Repeat each entry as written and leave the images out of the copy.

Dataset records:
########
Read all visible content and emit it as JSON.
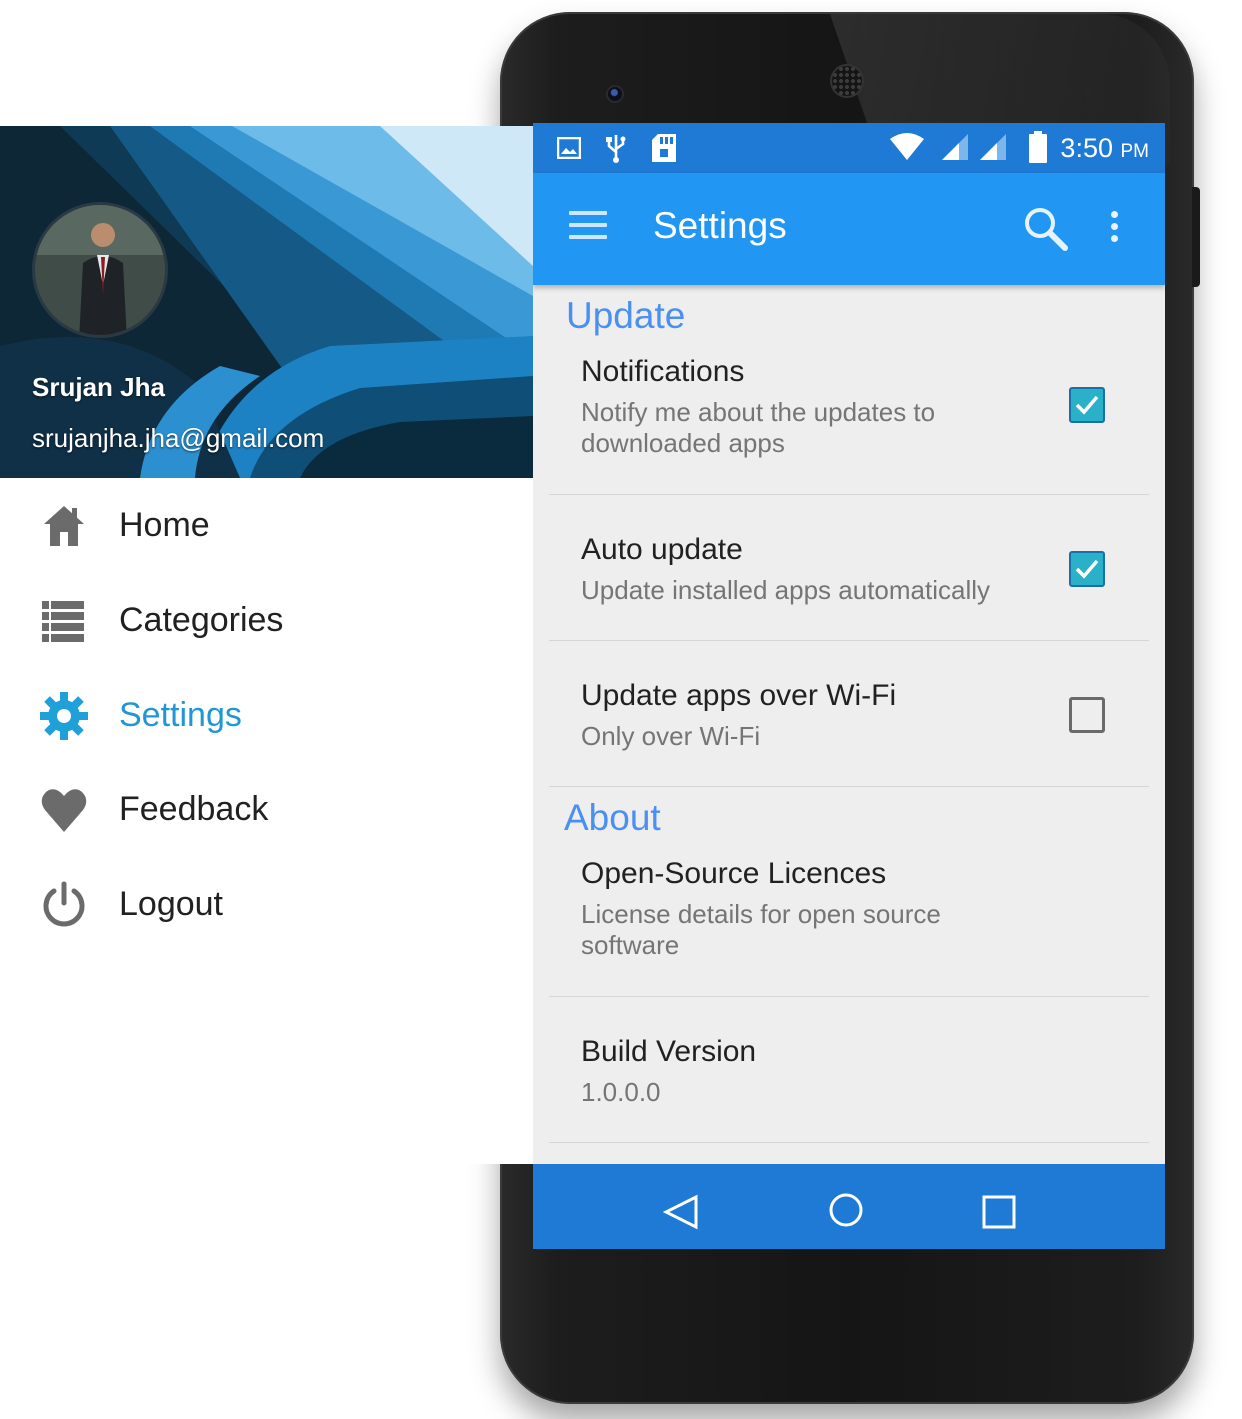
{
  "colors": {
    "status_bar": "#1e7ad4",
    "app_bar": "#2196f3",
    "accent": "#4a90f0",
    "checkbox_checked": "#2ab0c9",
    "drawer_active": "#2196d6",
    "nav_bar": "#1e7ad4"
  },
  "status_bar": {
    "icons": [
      "image-icon",
      "usb-icon",
      "sd-card-icon",
      "wifi-icon",
      "signal-icon",
      "signal-icon",
      "battery-icon"
    ],
    "time": "3:50",
    "ampm": "PM"
  },
  "app_bar": {
    "title": "Settings",
    "icons": [
      "menu-icon",
      "search-icon",
      "more-vert-icon"
    ]
  },
  "sections": [
    {
      "header": "Update",
      "items": [
        {
          "title": "Notifications",
          "summary": "Notify me about the updates to downloaded apps",
          "checked": true
        },
        {
          "title": "Auto update",
          "summary": "Update installed apps automatically",
          "checked": true
        },
        {
          "title": "Update apps over Wi-Fi",
          "summary": "Only over Wi-Fi",
          "checked": false
        }
      ]
    },
    {
      "header": "About",
      "items": [
        {
          "title": "Open-Source Licences",
          "summary": "License details for open source software"
        },
        {
          "title": "Build Version",
          "summary": "1.0.0.0"
        }
      ]
    }
  ],
  "nav_bar": {
    "icons": [
      "back-icon",
      "home-icon",
      "recents-icon"
    ]
  },
  "drawer": {
    "user_name": "Srujan Jha",
    "user_email": "srujanjha.jha@gmail.com",
    "items": [
      {
        "label": "Home",
        "icon": "home-icon",
        "active": false
      },
      {
        "label": "Categories",
        "icon": "list-icon",
        "active": false
      },
      {
        "label": "Settings",
        "icon": "gear-icon",
        "active": true
      },
      {
        "label": "Feedback",
        "icon": "heart-icon",
        "active": false
      },
      {
        "label": "Logout",
        "icon": "power-icon",
        "active": false
      }
    ]
  }
}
########
Response to this exercise:
Read all visible content and emit it as JSON.
{
  "colors": {
    "status_bar": "#1e7ad4",
    "app_bar": "#2196f3",
    "accent": "#4a90f0",
    "checkbox_checked": "#2ab0c9",
    "drawer_active": "#2196d6",
    "nav_bar": "#1e7ad4"
  },
  "status_bar": {
    "icons": [
      "image-icon",
      "usb-icon",
      "sd-card-icon",
      "wifi-icon",
      "signal-icon",
      "signal-icon",
      "battery-icon"
    ],
    "time": "3:50",
    "ampm": "PM"
  },
  "app_bar": {
    "title": "Settings",
    "icons": [
      "menu-icon",
      "search-icon",
      "more-vert-icon"
    ]
  },
  "sections": [
    {
      "header": "Update",
      "items": [
        {
          "title": "Notifications",
          "summary": "Notify me about the updates to downloaded apps",
          "checked": true
        },
        {
          "title": "Auto update",
          "summary": "Update installed apps automatically",
          "checked": true
        },
        {
          "title": "Update apps over Wi-Fi",
          "summary": "Only over Wi-Fi",
          "checked": false
        }
      ]
    },
    {
      "header": "About",
      "items": [
        {
          "title": "Open-Source Licences",
          "summary": "License details for open source software"
        },
        {
          "title": "Build Version",
          "summary": "1.0.0.0"
        }
      ]
    }
  ],
  "nav_bar": {
    "icons": [
      "back-icon",
      "home-icon",
      "recents-icon"
    ]
  },
  "drawer": {
    "user_name": "Srujan Jha",
    "user_email": "srujanjha.jha@gmail.com",
    "items": [
      {
        "label": "Home",
        "icon": "home-icon",
        "active": false
      },
      {
        "label": "Categories",
        "icon": "list-icon",
        "active": false
      },
      {
        "label": "Settings",
        "icon": "gear-icon",
        "active": true
      },
      {
        "label": "Feedback",
        "icon": "heart-icon",
        "active": false
      },
      {
        "label": "Logout",
        "icon": "power-icon",
        "active": false
      }
    ]
  }
}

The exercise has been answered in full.